--- Start ---
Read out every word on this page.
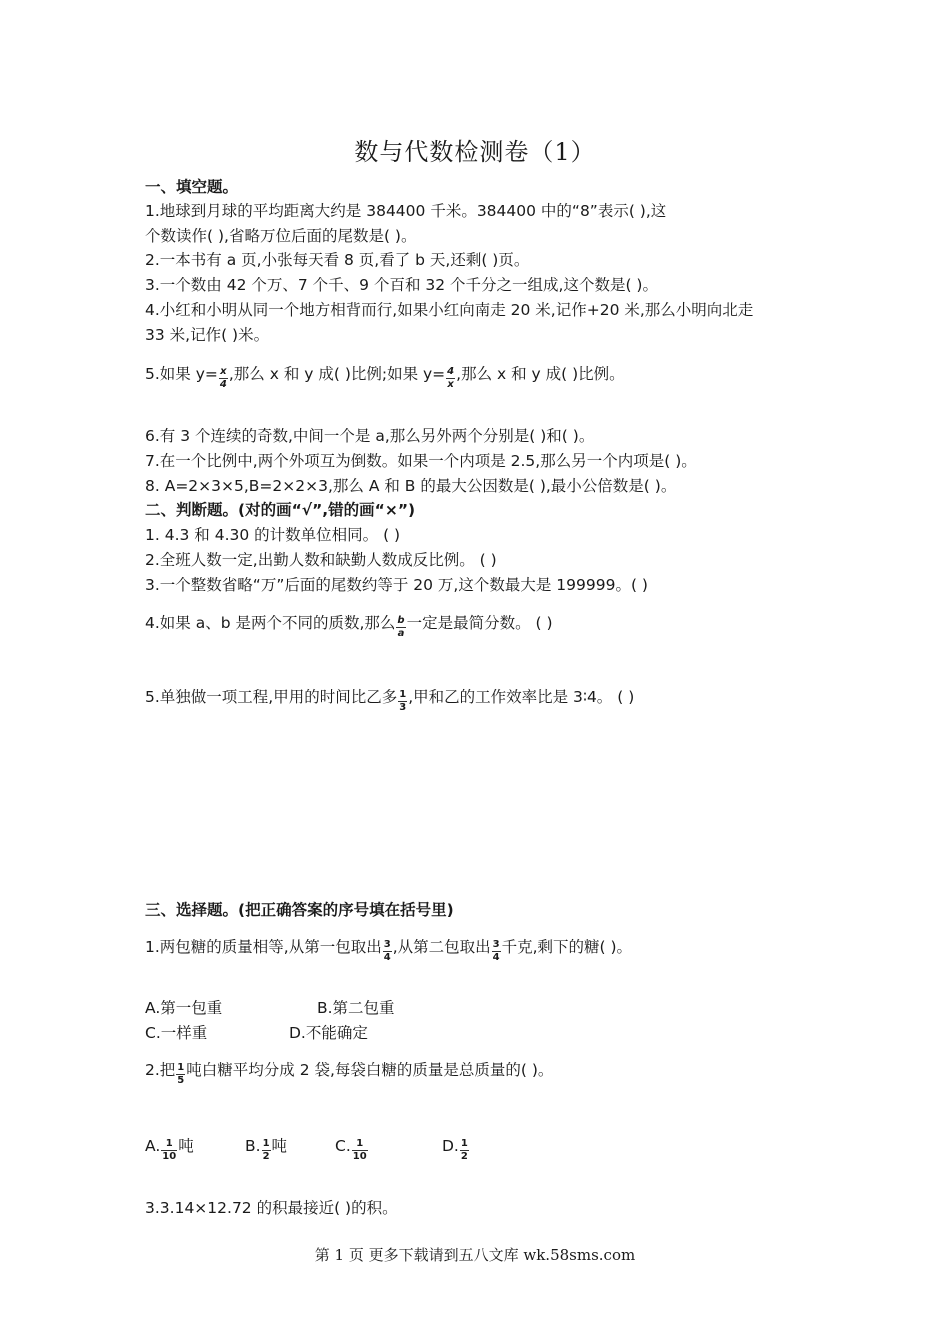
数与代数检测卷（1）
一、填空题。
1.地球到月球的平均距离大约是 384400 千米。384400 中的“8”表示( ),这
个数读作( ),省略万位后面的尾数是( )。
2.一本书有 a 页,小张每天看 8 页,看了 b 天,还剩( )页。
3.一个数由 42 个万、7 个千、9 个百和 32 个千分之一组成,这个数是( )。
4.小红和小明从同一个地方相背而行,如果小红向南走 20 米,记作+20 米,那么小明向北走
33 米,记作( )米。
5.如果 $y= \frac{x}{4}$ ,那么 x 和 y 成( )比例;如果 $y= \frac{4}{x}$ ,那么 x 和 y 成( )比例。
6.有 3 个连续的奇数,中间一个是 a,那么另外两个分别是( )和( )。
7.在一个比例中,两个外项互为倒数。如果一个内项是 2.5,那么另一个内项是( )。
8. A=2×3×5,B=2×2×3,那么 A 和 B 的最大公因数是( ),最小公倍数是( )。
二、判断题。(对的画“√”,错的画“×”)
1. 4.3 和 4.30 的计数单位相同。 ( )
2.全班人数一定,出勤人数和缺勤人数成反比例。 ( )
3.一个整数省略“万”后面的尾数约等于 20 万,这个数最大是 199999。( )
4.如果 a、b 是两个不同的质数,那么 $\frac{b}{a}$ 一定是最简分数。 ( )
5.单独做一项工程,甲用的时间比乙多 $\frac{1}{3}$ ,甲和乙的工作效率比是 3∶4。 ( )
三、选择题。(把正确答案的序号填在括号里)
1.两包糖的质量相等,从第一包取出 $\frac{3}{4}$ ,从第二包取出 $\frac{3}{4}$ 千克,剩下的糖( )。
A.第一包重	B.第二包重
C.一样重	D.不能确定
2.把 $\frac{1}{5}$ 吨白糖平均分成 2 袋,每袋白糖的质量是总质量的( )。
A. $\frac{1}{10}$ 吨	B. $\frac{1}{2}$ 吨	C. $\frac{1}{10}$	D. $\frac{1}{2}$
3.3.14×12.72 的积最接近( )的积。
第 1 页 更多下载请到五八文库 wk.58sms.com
--- End ---
• **EXERCISE DESCRIPTION**
Transcribe all the records above word for word, without their images.

• **EXERCISE ANSWER**
Read out every word on this page.
数与代数检测卷（1）
一、填空题。
1.地球到月球的平均距离大约是 384400 千米。384400 中的“8”表示( ),这
个数读作( ),省略万位后面的尾数是( )。
2.一本书有 a 页,小张每天看 8 页,看了 b 天,还剩( )页。
3.一个数由 42 个万、7 个千、9 个百和 32 个千分之一组成,这个数是( )。
4.小红和小明从同一个地方相背而行,如果小红向南走 20 米,记作+20 米,那么小明向北走
33 米,记作( )米。
5.如果 $y= \frac{x}{4}$ ,那么 x 和 y 成( )比例;如果 $y= \frac{4}{x}$ ,那么 x 和 y 成( )比例。
6.有 3 个连续的奇数,中间一个是 a,那么另外两个分别是( )和( )。
7.在一个比例中,两个外项互为倒数。如果一个内项是 2.5,那么另一个内项是( )。
8. A=2×3×5,B=2×2×3,那么 A 和 B 的最大公因数是( ),最小公倍数是( )。
二、判断题。(对的画“√”,错的画“×”)
1. 4.3 和 4.30 的计数单位相同。 ( )
2.全班人数一定,出勤人数和缺勤人数成反比例。 ( )
3.一个整数省略“万”后面的尾数约等于 20 万,这个数最大是 199999。( )
4.如果 a、b 是两个不同的质数,那么 $\frac{b}{a}$ 一定是最简分数。 ( )
5.单独做一项工程,甲用的时间比乙多 $\frac{1}{3}$ ,甲和乙的工作效率比是 3∶4。 ( )
三、选择题。(把正确答案的序号填在括号里)
1.两包糖的质量相等,从第一包取出 $\frac{3}{4}$ ,从第二包取出 $\frac{3}{4}$ 千克,剩下的糖( )。
A.第一包重	B.第二包重
C.一样重	D.不能确定
2.把 $\frac{1}{5}$ 吨白糖平均分成 2 袋,每袋白糖的质量是总质量的( )。
A. $\frac{1}{10}$ 吨	B. $\frac{1}{2}$ 吨	C. $\frac{1}{10}$	D. $\frac{1}{2}$
3.3.14×12.72 的积最接近( )的积。
第 1 页 更多下载请到五八文库 wk.58sms.com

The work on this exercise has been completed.